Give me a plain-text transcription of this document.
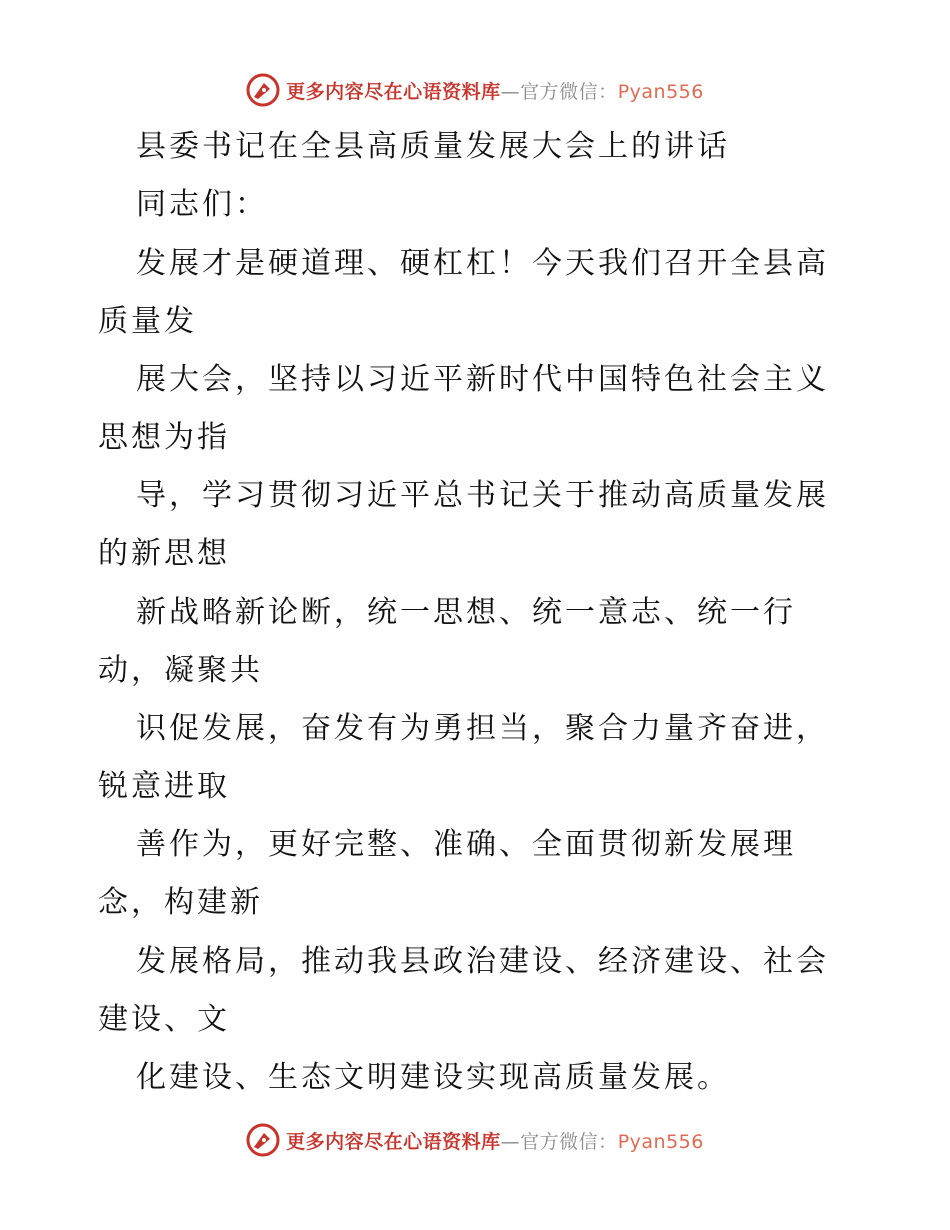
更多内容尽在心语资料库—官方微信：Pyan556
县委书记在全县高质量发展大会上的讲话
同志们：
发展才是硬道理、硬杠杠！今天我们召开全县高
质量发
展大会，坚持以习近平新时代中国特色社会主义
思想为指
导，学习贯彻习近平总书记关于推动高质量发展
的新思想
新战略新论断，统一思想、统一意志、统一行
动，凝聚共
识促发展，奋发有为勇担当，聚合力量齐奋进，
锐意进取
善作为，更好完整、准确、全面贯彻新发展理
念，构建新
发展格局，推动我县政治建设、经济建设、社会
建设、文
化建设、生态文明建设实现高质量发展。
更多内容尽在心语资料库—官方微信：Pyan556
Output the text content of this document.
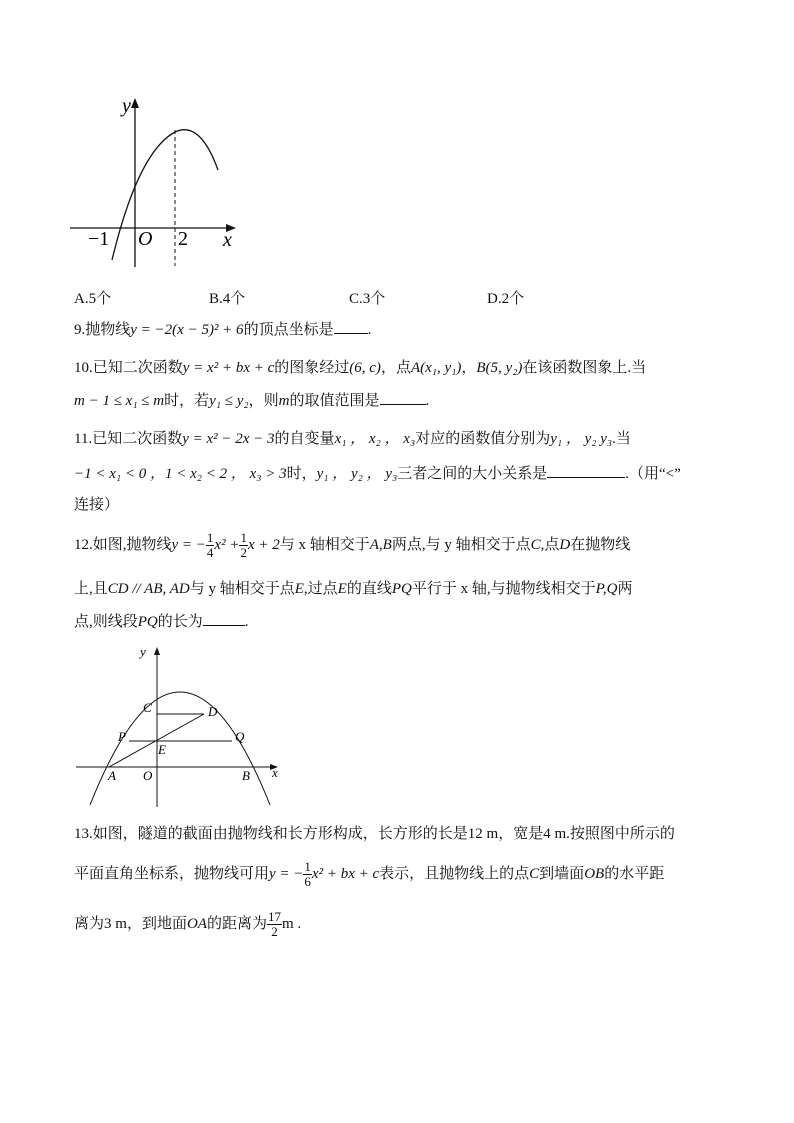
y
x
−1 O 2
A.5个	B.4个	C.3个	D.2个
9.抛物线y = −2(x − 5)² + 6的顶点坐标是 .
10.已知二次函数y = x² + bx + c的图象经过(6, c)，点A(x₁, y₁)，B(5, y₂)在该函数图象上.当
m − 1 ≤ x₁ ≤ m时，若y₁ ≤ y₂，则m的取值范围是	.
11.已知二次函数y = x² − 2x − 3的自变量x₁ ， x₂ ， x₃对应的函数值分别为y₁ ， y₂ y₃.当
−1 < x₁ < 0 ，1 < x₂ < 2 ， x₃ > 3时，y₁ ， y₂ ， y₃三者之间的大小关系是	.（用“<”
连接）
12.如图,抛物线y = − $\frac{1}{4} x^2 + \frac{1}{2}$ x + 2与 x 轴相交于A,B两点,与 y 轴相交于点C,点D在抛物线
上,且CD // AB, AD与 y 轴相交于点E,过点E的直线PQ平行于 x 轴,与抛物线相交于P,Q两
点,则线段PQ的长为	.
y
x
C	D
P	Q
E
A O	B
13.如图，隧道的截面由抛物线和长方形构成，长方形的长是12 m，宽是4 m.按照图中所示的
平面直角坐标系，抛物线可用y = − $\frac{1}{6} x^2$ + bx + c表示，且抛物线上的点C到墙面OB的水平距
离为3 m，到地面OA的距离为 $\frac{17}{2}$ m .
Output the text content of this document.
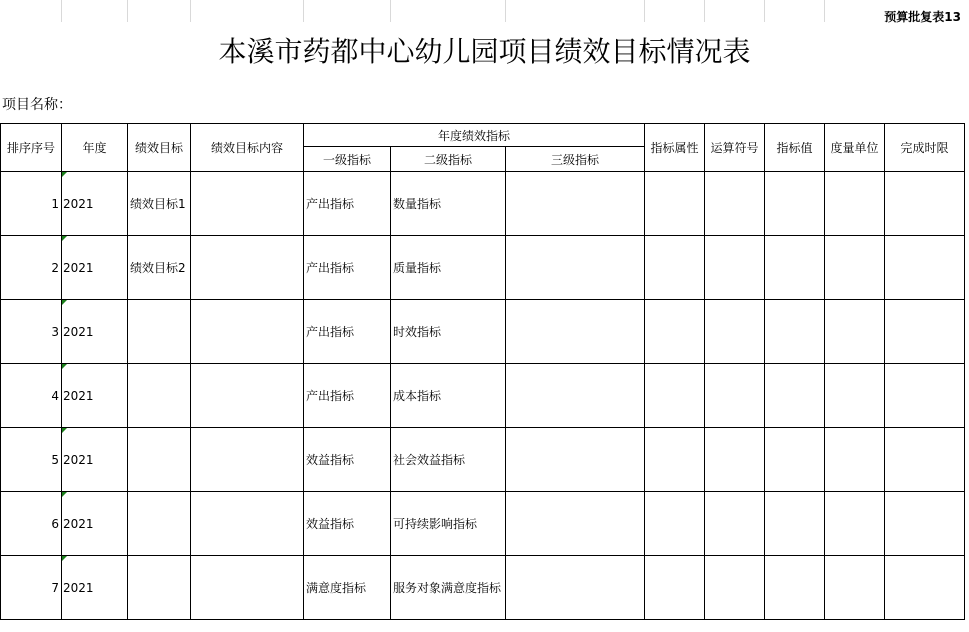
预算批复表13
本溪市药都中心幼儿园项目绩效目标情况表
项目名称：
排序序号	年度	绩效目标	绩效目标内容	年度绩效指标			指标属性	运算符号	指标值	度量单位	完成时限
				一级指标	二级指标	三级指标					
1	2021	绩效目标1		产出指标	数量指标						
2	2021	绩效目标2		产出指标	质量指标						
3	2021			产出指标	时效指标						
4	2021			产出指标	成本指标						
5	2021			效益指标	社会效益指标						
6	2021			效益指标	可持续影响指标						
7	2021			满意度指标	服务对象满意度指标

=-=-=

- **STATED PROBLEM**
Transcribe the records verbatim and omit the images.

- **SOLVED PROBLEM**
Give me a plain-text transcription of this document.
更多内容尽在心语资料库—官方微信：Pyan556
县委书记在全县高质量发展大会上的讲话
同志们：
发展才是硬道理、硬杠杠！今天我们召开全县高
质量发
展大会，坚持以习近平新时代中国特色社会主义
思想为指
导，学习贯彻习近平总书记关于推动高质量发展
的新思想
新战略新论断，统一思想、统一意志、统一行
动，凝聚共
识促发展，奋发有为勇担当，聚合力量齐奋进，
锐意进取
善作为，更好完整、准确、全面贯彻新发展理
念，构建新
发展格局，推动我县政治建设、经济建设、社会
建设、文
化建设、生态文明建设实现高质量发展。
更多内容尽在心语资料库—官方微信：Pyan556
Output the text content of this document.
y
x
−1 O 2
A.5个	B.4个	C.3个	D.2个
9.抛物线y = −2(x − 5)² + 6的顶点坐标是 .
10.已知二次函数y = x² + bx + c的图象经过(6, c)，点A(x₁, y₁)，B(5, y₂)在该函数图象上.当
m − 1 ≤ x₁ ≤ m时，若y₁ ≤ y₂，则m的取值范围是	.
11.已知二次函数y = x² − 2x − 3的自变量x₁ ， x₂ ， x₃对应的函数值分别为y₁ ， y₂ y₃.当
−1 < x₁ < 0 ，1 < x₂ < 2 ， x₃ > 3时，y₁ ， y₂ ， y₃三者之间的大小关系是	.（用“<”
连接）
12.如图,抛物线y = − $\frac{1}{4} x^2 + \frac{1}{2}$ x + 2与 x 轴相交于A,B两点,与 y 轴相交于点C,点D在抛物线
上,且CD // AB, AD与 y 轴相交于点E,过点E的直线PQ平行于 x 轴,与抛物线相交于P,Q两
点,则线段PQ的长为	.
y
x
C	D
P	Q
E
A O	B
13.如图，隧道的截面由抛物线和长方形构成，长方形的长是12 m，宽是4 m.按照图中所示的
平面直角坐标系，抛物线可用y = − $\frac{1}{6} x^2$ + bx + c表示，且抛物线上的点C到墙面OB的水平距
离为3 m，到地面OA的距离为 $\frac{17}{2}$ m .
Output the text content of this document.
预算批复表13
本溪市药都中心幼儿园项目绩效目标情况表
项目名称：
排序序号	年度	绩效目标	绩效目标内容	年度绩效指标			指标属性	运算符号	指标值	度量单位	完成时限
				一级指标	二级指标	三级指标					
1	2021	绩效目标1		产出指标	数量指标						
2	2021	绩效目标2		产出指标	质量指标						
3	2021			产出指标	时效指标						
4	2021			产出指标	成本指标						
5	2021			效益指标	社会效益指标						
6	2021			效益指标	可持续影响指标						
7	2021			满意度指标	服务对象满意度指标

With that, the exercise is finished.